Objectives:
a – According to the Setsuyoshu text, what was the iroha order applied to in arranging the words?
b – Reproduce the stretch of the Setsuyoshu text from "Setsuyoshu is a" through "form of kanji.".

Document:
.....
Setsuyoshu is a series of Yojishu (a collection of useful characters) or Japanese-language dictionary published from the Muromachi period to the early Showa period.
It is also called 'Setchoshu.'
It is in the form of a large collection of Kanji compounds each of which is accompanied by phonetic transcription in kana (the Japanese syllabaries).
It was during the middle of the Muromachi period when setsuyoshu appeared as a Yojishu or a Japanese-language dictionary. The contents were simply the list of kanji compounds accompanied by their phonetic transcriptions in kana beside them. Any descriptions of the meaning of the words were not contained. Occasionally, however, brief annotations were appended. It can be regarded as a dictionary used for expressing household words in the written form of kanji.
Such household words in the setsuyoshu were basically arranged in 'iroha order' (traditional Japanese alphabetical order).
This form, however, was not a simple arrangement of words in 'iroha order.'
Instead, 'the iroha order' was applied only to the first syllables of words. Under thus created iroha divisions (Bu), such as 'i,' 'ro' and so on, there were semantic subdivisions (Mon), such as tenchi (the world), jisetsu (seasons), kusaki (vegetation) and so on. In the late modern age, there appeared a new form in which the words were divided by category and subdivided by number of kana characters, which became mainstream.
.....
Information provided:
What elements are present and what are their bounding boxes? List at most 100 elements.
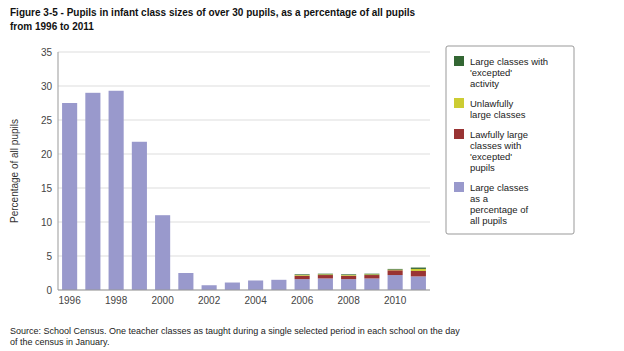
.....
Solved problems:
a – It was applied only to the first syllables of words.

b –
Setsuyoshu is a series of Yojishu (a collection of useful characters) or Japanese-language dictionary published from the Muromachi period to the early Showa period.
It is also called 'Setchoshu.'
It is in the form of a large collection of Kanji compounds each of which is accompanied by phonetic transcription in kana (the Japanese syllabaries).
It was during the middle of the Muromachi period when setsuyoshu appeared as a Yojishu or a Japanese-language dictionary. The contents were simply the list of kanji compounds accompanied by their phonetic transcriptions in kana beside them. Any descriptions of the meaning of the words were not contained. Occasionally, however, brief annotations were appended. It can be regarded as a dictionary used for expressing household words in the written form of kanji.